### Input rows
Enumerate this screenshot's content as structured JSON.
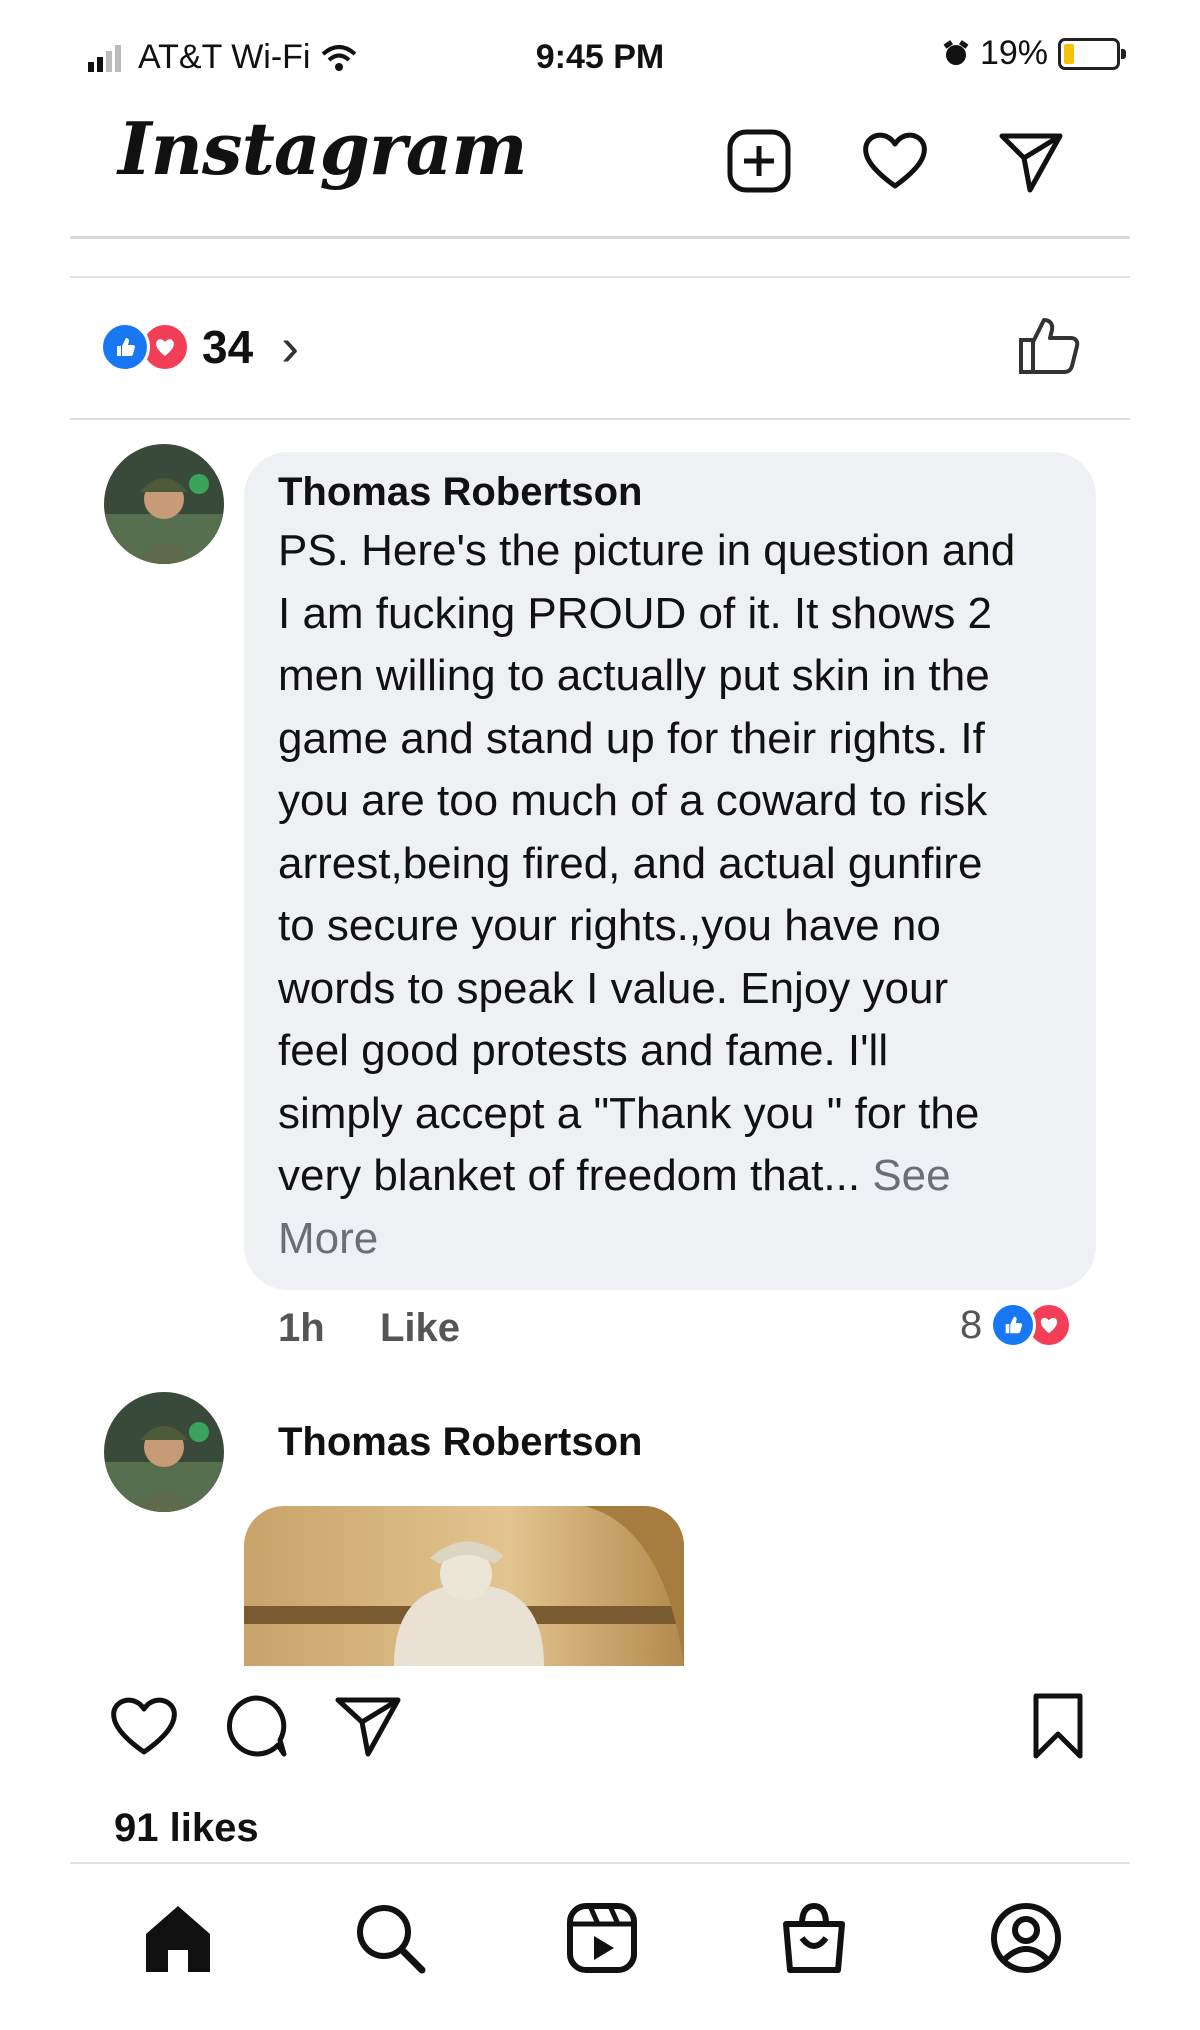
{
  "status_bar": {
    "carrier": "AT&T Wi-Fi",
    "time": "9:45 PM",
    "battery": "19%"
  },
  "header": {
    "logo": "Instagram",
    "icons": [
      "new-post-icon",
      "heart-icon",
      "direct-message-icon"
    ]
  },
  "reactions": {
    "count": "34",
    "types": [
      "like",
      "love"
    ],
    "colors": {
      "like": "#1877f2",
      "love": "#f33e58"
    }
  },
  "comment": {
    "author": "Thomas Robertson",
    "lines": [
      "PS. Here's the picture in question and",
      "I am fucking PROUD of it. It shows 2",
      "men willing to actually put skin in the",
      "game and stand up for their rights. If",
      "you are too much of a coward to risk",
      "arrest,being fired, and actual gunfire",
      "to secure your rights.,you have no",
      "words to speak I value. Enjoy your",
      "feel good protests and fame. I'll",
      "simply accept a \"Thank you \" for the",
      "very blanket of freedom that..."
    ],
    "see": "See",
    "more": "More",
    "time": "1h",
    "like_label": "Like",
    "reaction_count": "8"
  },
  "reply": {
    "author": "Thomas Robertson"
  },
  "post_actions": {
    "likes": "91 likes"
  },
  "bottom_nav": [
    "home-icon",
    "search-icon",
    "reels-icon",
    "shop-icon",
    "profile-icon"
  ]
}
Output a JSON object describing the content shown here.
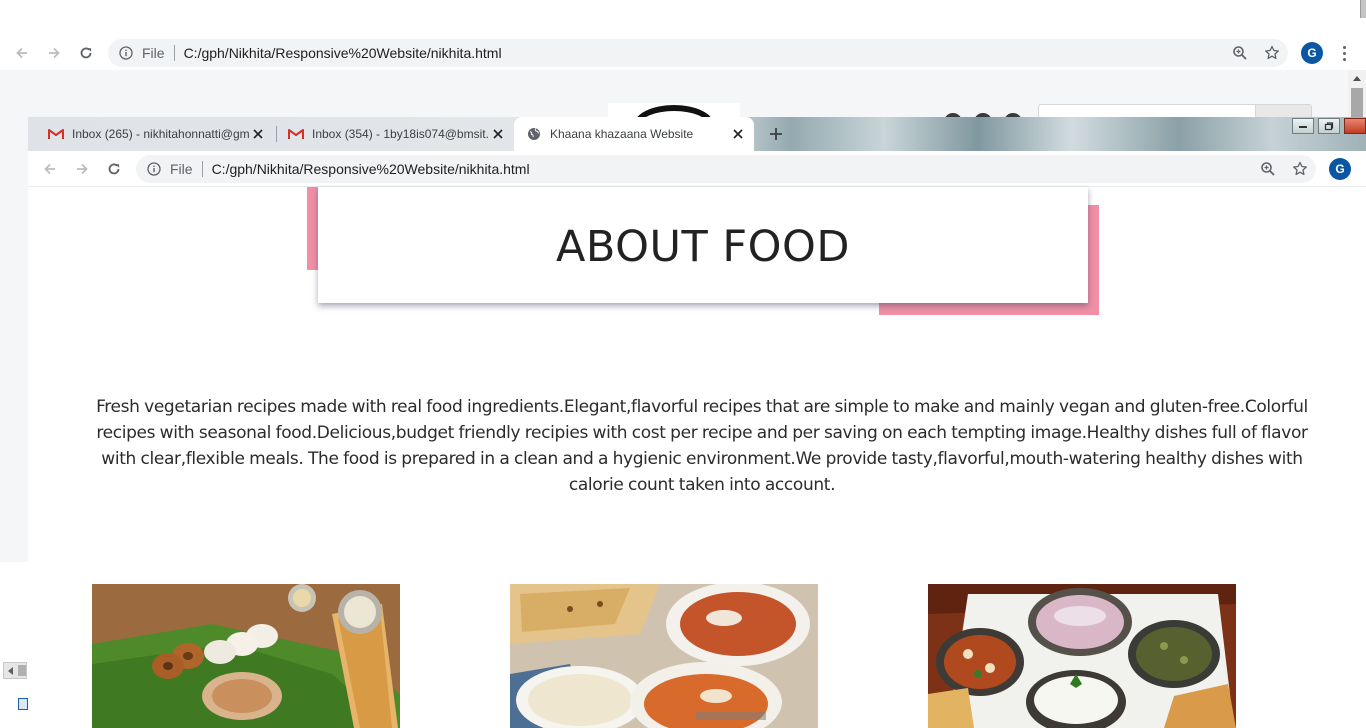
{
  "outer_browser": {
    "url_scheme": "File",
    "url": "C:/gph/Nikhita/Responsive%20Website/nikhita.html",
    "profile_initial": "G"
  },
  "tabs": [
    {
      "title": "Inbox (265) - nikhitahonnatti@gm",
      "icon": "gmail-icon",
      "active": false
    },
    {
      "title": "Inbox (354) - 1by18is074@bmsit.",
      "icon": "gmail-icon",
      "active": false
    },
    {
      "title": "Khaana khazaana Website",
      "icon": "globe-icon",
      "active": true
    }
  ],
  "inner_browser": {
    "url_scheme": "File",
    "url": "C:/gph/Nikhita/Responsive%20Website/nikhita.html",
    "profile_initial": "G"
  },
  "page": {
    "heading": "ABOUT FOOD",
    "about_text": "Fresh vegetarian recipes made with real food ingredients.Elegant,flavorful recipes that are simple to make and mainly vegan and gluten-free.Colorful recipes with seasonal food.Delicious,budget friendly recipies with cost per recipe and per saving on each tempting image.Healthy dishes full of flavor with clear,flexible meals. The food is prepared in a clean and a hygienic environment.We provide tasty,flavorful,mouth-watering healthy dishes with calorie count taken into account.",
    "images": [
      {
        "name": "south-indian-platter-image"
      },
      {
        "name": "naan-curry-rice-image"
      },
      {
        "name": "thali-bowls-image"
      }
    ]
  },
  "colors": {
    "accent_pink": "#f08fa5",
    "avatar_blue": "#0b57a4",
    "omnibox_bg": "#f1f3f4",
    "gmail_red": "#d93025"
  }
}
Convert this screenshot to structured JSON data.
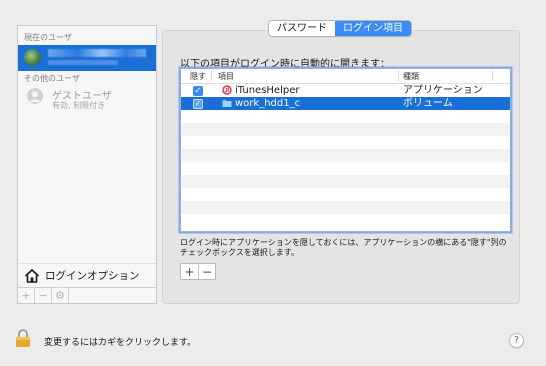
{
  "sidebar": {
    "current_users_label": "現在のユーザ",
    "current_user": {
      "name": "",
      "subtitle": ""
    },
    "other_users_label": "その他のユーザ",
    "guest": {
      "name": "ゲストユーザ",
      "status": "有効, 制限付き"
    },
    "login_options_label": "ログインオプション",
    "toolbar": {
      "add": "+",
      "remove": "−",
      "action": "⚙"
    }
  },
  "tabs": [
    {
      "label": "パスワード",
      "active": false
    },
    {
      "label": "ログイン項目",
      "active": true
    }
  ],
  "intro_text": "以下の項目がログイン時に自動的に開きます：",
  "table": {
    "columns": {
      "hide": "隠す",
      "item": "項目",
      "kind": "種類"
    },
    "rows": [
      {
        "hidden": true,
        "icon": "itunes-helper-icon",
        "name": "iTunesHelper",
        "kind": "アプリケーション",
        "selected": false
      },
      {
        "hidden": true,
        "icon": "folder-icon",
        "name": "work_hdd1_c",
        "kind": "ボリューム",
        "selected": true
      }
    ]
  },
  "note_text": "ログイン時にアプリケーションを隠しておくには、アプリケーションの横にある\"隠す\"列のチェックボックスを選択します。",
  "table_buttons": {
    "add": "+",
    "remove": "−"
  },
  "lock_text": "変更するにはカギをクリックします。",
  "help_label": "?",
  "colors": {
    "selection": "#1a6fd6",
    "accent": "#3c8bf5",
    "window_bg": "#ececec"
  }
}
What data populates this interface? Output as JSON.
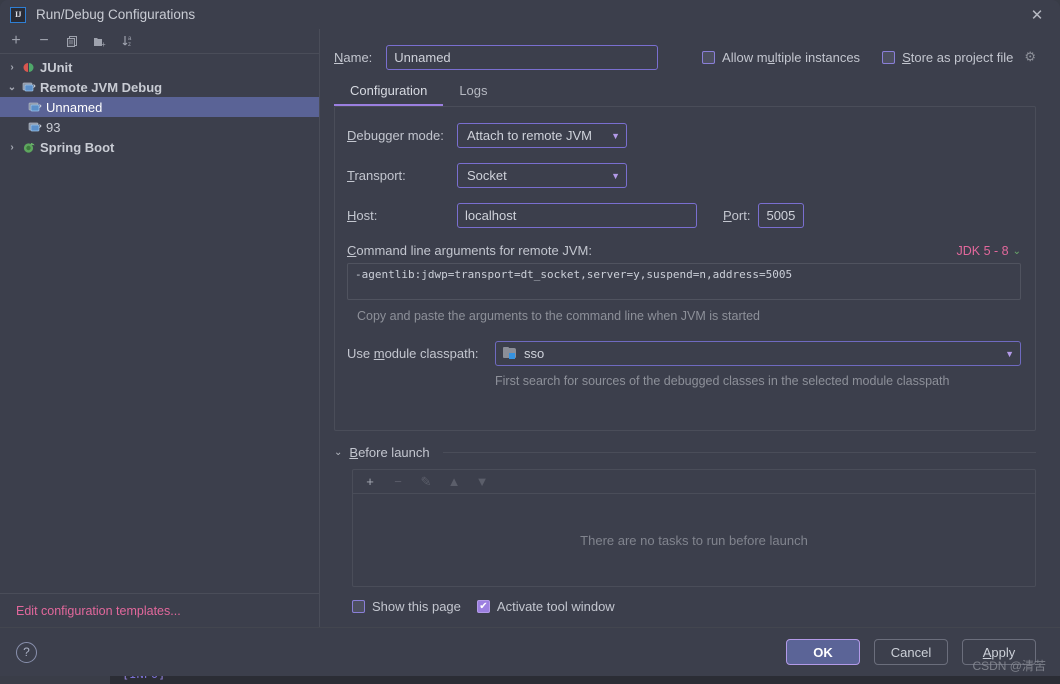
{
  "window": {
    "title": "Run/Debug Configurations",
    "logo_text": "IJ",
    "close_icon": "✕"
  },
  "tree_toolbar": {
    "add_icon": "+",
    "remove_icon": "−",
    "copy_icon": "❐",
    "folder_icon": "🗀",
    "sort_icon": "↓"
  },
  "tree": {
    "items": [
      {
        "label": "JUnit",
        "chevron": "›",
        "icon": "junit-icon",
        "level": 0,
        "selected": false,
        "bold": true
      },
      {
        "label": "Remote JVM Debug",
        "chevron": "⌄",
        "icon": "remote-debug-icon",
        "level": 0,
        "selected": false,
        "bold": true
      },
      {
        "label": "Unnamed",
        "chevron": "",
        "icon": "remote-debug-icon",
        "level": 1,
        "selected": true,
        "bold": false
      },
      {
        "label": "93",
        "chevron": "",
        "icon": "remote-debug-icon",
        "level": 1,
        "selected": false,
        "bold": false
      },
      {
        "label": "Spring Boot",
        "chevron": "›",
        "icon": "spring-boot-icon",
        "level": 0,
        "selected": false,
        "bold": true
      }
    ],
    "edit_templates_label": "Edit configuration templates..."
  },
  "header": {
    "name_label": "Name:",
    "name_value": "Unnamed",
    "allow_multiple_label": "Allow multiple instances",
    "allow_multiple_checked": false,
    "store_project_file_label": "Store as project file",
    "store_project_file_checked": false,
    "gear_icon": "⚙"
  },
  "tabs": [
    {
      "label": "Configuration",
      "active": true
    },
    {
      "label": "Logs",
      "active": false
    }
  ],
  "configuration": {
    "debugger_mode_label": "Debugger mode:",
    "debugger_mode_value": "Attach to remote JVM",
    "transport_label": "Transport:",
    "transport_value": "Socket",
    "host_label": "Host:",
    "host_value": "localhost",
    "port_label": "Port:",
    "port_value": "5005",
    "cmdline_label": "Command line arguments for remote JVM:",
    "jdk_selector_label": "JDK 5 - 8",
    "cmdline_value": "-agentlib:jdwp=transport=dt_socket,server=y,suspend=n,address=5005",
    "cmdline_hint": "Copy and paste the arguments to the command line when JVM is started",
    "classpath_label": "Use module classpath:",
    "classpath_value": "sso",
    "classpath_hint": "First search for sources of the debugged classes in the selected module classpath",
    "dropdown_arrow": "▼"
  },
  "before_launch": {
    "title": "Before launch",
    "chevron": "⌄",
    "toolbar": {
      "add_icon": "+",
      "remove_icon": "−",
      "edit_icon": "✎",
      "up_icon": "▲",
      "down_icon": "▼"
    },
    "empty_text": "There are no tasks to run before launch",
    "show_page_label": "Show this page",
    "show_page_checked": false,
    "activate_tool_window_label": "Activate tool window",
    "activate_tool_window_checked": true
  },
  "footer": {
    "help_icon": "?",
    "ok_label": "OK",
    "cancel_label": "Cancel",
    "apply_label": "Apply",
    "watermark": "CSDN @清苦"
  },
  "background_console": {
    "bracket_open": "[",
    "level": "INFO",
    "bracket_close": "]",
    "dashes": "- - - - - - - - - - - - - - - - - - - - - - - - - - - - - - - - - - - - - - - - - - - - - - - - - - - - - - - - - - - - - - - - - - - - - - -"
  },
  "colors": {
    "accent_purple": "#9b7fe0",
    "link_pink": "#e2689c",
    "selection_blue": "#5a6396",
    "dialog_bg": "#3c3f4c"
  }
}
######
From start to finish, output the listing exactly, but omit its pictures.

Enumerate this screenshot's content as structured JSON.
{
  "status_bar": {
    "carrier": "AT&T Wi-Fi",
    "time": "9:45 PM",
    "battery": "19%"
  },
  "header": {
    "logo": "Instagram",
    "icons": [
      "new-post-icon",
      "heart-icon",
      "direct-message-icon"
    ]
  },
  "reactions": {
    "count": "34",
    "types": [
      "like",
      "love"
    ],
    "colors": {
      "like": "#1877f2",
      "love": "#f33e58"
    }
  },
  "comment": {
    "author": "Thomas Robertson",
    "lines": [
      "PS. Here's the picture in question and",
      "I am fucking PROUD of it. It shows 2",
      "men willing to actually put skin in the",
      "game and stand up for their rights. If",
      "you are too much of a coward to risk",
      "arrest,being fired, and actual gunfire",
      "to secure your rights.,you have no",
      "words to speak I value. Enjoy your",
      "feel good protests and fame. I'll",
      "simply accept a \"Thank you \" for the",
      "very blanket of freedom that..."
    ],
    "see": "See",
    "more": "More",
    "time": "1h",
    "like_label": "Like",
    "reaction_count": "8"
  },
  "reply": {
    "author": "Thomas Robertson"
  },
  "post_actions": {
    "likes": "91 likes"
  },
  "bottom_nav": [
    "home-icon",
    "search-icon",
    "reels-icon",
    "shop-icon",
    "profile-icon"
  ]
}
Output a JSON object describing the content shown here.
{
  "outer_browser": {
    "url_scheme": "File",
    "url": "C:/gph/Nikhita/Responsive%20Website/nikhita.html",
    "profile_initial": "G"
  },
  "tabs": [
    {
      "title": "Inbox (265) - nikhitahonnatti@gm",
      "icon": "gmail-icon",
      "active": false
    },
    {
      "title": "Inbox (354) - 1by18is074@bmsit.",
      "icon": "gmail-icon",
      "active": false
    },
    {
      "title": "Khaana khazaana Website",
      "icon": "globe-icon",
      "active": true
    }
  ],
  "inner_browser": {
    "url_scheme": "File",
    "url": "C:/gph/Nikhita/Responsive%20Website/nikhita.html",
    "profile_initial": "G"
  },
  "page": {
    "heading": "ABOUT FOOD",
    "about_text": "Fresh vegetarian recipes made with real food ingredients.Elegant,flavorful recipes that are simple to make and mainly vegan and gluten-free.Colorful recipes with seasonal food.Delicious,budget friendly recipies with cost per recipe and per saving on each tempting image.Healthy dishes full of flavor with clear,flexible meals. The food is prepared in a clean and a hygienic environment.We provide tasty,flavorful,mouth-watering healthy dishes with calorie count taken into account.",
    "images": [
      {
        "name": "south-indian-platter-image"
      },
      {
        "name": "naan-curry-rice-image"
      },
      {
        "name": "thali-bowls-image"
      }
    ]
  },
  "colors": {
    "accent_pink": "#f08fa5",
    "avatar_blue": "#0b57a4",
    "omnibox_bg": "#f1f3f4",
    "gmail_red": "#d93025"
  }
}
Convert this screenshot to structured JSON data.
{
  "sidebar": {
    "current_users_label": "現在のユーザ",
    "current_user": {
      "name": "",
      "subtitle": ""
    },
    "other_users_label": "その他のユーザ",
    "guest": {
      "name": "ゲストユーザ",
      "status": "有効, 制限付き"
    },
    "login_options_label": "ログインオプション",
    "toolbar": {
      "add": "+",
      "remove": "−",
      "action": "⚙"
    }
  },
  "tabs": [
    {
      "label": "パスワード",
      "active": false
    },
    {
      "label": "ログイン項目",
      "active": true
    }
  ],
  "intro_text": "以下の項目がログイン時に自動的に開きます：",
  "table": {
    "columns": {
      "hide": "隠す",
      "item": "項目",
      "kind": "種類"
    },
    "rows": [
      {
        "hidden": true,
        "icon": "itunes-helper-icon",
        "name": "iTunesHelper",
        "kind": "アプリケーション",
        "selected": false
      },
      {
        "hidden": true,
        "icon": "folder-icon",
        "name": "work_hdd1_c",
        "kind": "ボリューム",
        "selected": true
      }
    ]
  },
  "note_text": "ログイン時にアプリケーションを隠しておくには、アプリケーションの横にある\"隠す\"列のチェックボックスを選択します。",
  "table_buttons": {
    "add": "+",
    "remove": "−"
  },
  "lock_text": "変更するにはカギをクリックします。",
  "help_label": "?",
  "colors": {
    "selection": "#1a6fd6",
    "accent": "#3c8bf5",
    "window_bg": "#ececec"
  }
}
What data populates this interface? Output as JSON.
{
  "window": {
    "title": "Run/Debug Configurations",
    "logo_text": "IJ",
    "close_icon": "✕"
  },
  "tree_toolbar": {
    "add_icon": "+",
    "remove_icon": "−",
    "copy_icon": "❐",
    "folder_icon": "🗀",
    "sort_icon": "↓"
  },
  "tree": {
    "items": [
      {
        "label": "JUnit",
        "chevron": "›",
        "icon": "junit-icon",
        "level": 0,
        "selected": false,
        "bold": true
      },
      {
        "label": "Remote JVM Debug",
        "chevron": "⌄",
        "icon": "remote-debug-icon",
        "level": 0,
        "selected": false,
        "bold": true
      },
      {
        "label": "Unnamed",
        "chevron": "",
        "icon": "remote-debug-icon",
        "level": 1,
        "selected": true,
        "bold": false
      },
      {
        "label": "93",
        "chevron": "",
        "icon": "remote-debug-icon",
        "level": 1,
        "selected": false,
        "bold": false
      },
      {
        "label": "Spring Boot",
        "chevron": "›",
        "icon": "spring-boot-icon",
        "level": 0,
        "selected": false,
        "bold": true
      }
    ],
    "edit_templates_label": "Edit configuration templates..."
  },
  "header": {
    "name_label": "Name:",
    "name_value": "Unnamed",
    "allow_multiple_label": "Allow multiple instances",
    "allow_multiple_checked": false,
    "store_project_file_label": "Store as project file",
    "store_project_file_checked": false,
    "gear_icon": "⚙"
  },
  "tabs": [
    {
      "label": "Configuration",
      "active": true
    },
    {
      "label": "Logs",
      "active": false
    }
  ],
  "configuration": {
    "debugger_mode_label": "Debugger mode:",
    "debugger_mode_value": "Attach to remote JVM",
    "transport_label": "Transport:",
    "transport_value": "Socket",
    "host_label": "Host:",
    "host_value": "localhost",
    "port_label": "Port:",
    "port_value": "5005",
    "cmdline_label": "Command line arguments for remote JVM:",
    "jdk_selector_label": "JDK 5 - 8",
    "cmdline_value": "-agentlib:jdwp=transport=dt_socket,server=y,suspend=n,address=5005",
    "cmdline_hint": "Copy and paste the arguments to the command line when JVM is started",
    "classpath_label": "Use module classpath:",
    "classpath_value": "sso",
    "classpath_hint": "First search for sources of the debugged classes in the selected module classpath",
    "dropdown_arrow": "▼"
  },
  "before_launch": {
    "title": "Before launch",
    "chevron": "⌄",
    "toolbar": {
      "add_icon": "+",
      "remove_icon": "−",
      "edit_icon": "✎",
      "up_icon": "▲",
      "down_icon": "▼"
    },
    "empty_text": "There are no tasks to run before launch",
    "show_page_label": "Show this page",
    "show_page_checked": false,
    "activate_tool_window_label": "Activate tool window",
    "activate_tool_window_checked": true
  },
  "footer": {
    "help_icon": "?",
    "ok_label": "OK",
    "cancel_label": "Cancel",
    "apply_label": "Apply",
    "watermark": "CSDN @清苦"
  },
  "background_console": {
    "bracket_open": "[",
    "level": "INFO",
    "bracket_close": "]",
    "dashes": "- - - - - - - - - - - - - - - - - - - - - - - - - - - - - - - - - - - - - - - - - - - - - - - - - - - - - - - - - - - - - - - - - - - - - - -"
  },
  "colors": {
    "accent_purple": "#9b7fe0",
    "link_pink": "#e2689c",
    "selection_blue": "#5a6396",
    "dialog_bg": "#3c3f4c"
  }
}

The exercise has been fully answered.